Problem description.
Lift every line from the entries that includes the word "after".

Information given.
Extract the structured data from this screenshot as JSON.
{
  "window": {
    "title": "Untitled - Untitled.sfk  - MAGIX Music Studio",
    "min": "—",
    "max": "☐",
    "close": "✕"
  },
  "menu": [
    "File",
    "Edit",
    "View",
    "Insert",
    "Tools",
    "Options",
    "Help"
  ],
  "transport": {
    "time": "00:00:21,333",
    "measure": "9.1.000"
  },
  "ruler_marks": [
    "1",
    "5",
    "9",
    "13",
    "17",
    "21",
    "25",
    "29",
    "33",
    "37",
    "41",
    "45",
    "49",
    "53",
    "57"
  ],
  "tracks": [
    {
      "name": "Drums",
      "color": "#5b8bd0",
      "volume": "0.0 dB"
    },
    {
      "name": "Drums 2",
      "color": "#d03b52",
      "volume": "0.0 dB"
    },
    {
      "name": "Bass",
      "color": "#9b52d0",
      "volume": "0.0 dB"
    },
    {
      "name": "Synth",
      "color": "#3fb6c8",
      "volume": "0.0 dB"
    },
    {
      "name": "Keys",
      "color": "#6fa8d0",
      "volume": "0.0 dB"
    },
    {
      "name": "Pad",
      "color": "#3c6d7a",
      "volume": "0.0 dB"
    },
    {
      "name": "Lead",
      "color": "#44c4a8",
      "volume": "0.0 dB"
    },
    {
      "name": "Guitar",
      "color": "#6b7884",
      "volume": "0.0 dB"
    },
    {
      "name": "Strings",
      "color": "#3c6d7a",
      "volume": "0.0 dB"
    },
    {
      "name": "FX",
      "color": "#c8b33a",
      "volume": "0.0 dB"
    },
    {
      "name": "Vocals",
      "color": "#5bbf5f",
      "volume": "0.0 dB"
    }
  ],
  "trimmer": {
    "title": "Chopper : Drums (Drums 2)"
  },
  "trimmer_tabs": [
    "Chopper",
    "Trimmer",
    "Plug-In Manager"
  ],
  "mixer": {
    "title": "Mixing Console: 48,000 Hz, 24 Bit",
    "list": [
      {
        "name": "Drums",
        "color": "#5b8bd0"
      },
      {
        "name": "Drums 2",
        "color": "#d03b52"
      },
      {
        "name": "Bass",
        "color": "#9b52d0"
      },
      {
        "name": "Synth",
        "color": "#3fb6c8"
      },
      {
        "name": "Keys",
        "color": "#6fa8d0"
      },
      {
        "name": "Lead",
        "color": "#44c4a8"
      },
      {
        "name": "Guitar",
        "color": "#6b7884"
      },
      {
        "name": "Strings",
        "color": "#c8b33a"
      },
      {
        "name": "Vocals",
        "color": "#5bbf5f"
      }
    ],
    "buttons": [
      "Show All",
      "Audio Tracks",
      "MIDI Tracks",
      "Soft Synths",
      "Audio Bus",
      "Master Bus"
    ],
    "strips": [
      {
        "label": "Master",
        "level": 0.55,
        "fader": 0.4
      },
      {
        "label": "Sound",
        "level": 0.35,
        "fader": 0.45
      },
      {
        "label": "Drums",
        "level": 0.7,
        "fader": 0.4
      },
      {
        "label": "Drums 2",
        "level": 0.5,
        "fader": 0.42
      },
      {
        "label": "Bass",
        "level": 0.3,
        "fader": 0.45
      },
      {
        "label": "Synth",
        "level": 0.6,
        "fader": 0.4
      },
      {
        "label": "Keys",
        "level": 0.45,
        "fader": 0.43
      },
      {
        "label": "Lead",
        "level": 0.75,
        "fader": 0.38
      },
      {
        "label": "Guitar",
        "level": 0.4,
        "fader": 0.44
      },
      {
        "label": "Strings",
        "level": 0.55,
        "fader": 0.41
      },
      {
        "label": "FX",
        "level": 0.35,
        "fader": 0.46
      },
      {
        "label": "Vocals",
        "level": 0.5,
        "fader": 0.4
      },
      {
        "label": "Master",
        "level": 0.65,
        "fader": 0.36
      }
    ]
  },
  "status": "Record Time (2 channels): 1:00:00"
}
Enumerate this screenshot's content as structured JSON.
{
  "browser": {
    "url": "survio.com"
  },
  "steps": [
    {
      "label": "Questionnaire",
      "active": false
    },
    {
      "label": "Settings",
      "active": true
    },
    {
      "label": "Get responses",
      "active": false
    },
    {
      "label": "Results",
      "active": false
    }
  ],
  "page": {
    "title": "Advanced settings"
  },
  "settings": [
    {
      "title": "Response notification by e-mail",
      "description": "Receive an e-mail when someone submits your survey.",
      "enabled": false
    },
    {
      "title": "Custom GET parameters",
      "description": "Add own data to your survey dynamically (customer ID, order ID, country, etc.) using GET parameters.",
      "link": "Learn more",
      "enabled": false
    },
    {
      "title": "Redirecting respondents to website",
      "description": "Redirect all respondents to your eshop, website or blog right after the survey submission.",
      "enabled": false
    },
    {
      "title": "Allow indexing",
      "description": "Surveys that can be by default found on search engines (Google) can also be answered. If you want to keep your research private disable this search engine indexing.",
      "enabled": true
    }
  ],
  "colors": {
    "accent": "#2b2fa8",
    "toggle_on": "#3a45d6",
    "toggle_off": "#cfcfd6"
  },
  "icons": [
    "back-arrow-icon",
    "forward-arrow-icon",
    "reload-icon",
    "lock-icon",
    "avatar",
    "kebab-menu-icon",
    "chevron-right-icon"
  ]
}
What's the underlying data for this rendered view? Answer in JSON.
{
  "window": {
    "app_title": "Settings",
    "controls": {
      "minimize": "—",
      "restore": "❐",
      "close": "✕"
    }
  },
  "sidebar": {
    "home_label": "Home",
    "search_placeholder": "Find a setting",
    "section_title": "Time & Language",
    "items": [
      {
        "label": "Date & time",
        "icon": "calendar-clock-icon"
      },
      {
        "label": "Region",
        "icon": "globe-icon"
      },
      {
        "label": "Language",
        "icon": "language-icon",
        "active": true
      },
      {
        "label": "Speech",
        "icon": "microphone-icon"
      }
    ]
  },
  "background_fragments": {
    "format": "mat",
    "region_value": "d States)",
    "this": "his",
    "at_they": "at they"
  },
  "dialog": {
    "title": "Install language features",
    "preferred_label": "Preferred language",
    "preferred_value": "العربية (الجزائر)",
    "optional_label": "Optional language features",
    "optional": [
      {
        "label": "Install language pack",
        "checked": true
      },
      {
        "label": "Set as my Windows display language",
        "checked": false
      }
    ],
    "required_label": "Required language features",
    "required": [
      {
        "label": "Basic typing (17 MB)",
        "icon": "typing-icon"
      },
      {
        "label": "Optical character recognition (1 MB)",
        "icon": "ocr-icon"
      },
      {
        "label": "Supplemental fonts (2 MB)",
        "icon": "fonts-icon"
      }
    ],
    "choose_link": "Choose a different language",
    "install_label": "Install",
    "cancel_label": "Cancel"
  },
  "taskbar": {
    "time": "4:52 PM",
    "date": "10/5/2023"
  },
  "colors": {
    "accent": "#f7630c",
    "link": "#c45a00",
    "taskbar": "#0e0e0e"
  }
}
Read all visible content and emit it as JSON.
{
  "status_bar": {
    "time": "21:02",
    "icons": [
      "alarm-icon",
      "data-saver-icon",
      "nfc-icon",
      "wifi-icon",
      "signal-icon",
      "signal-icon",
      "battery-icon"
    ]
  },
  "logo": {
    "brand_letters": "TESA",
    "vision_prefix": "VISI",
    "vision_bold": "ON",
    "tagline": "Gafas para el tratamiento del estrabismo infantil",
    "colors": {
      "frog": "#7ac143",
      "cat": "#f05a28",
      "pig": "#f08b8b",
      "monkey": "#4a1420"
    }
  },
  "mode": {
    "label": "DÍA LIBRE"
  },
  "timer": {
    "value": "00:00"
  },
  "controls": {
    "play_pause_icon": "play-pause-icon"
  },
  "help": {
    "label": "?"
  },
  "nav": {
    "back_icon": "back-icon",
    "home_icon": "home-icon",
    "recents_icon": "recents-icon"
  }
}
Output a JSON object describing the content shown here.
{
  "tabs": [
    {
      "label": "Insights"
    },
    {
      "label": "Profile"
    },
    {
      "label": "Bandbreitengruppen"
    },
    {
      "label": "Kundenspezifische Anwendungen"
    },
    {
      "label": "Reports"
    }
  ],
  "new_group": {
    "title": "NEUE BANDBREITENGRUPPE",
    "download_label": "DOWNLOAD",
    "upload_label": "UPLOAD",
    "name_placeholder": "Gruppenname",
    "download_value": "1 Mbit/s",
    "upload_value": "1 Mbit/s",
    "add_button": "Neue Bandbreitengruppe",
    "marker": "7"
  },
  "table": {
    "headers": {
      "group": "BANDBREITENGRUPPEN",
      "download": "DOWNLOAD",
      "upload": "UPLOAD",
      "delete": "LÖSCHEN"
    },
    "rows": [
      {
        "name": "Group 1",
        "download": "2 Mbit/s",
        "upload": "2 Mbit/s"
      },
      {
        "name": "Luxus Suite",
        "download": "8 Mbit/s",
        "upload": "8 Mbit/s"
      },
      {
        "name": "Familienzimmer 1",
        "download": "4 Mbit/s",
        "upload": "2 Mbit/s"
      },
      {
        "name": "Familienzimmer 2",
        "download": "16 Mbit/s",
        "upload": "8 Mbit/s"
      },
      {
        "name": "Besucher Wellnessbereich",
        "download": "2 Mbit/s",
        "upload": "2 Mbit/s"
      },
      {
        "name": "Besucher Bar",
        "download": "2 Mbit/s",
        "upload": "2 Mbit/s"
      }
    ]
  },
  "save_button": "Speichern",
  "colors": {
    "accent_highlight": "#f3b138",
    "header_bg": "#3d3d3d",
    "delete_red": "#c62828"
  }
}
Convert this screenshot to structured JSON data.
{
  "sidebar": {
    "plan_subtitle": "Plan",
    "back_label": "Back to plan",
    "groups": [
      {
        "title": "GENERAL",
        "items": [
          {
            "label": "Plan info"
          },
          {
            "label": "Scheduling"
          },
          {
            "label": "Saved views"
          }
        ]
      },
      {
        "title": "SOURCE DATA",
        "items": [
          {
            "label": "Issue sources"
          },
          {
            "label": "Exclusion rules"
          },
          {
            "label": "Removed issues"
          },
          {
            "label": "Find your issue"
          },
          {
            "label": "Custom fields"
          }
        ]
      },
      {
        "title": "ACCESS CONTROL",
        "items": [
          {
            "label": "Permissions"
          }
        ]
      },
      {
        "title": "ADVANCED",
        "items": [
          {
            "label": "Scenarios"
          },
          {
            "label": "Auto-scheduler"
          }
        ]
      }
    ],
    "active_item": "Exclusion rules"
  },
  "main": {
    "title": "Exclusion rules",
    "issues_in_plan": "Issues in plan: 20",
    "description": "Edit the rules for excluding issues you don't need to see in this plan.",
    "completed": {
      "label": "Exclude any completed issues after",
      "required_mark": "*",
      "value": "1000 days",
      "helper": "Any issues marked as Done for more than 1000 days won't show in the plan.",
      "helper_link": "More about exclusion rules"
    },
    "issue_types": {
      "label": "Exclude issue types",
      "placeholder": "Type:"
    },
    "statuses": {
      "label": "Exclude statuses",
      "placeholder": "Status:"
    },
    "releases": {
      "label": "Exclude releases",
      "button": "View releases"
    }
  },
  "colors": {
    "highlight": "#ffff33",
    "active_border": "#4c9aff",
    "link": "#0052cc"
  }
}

Result of this task.
      "description": "Redirect all respondents to your eshop, website or blog right after the survey submission.",
      "label": "Exclude any completed issues after",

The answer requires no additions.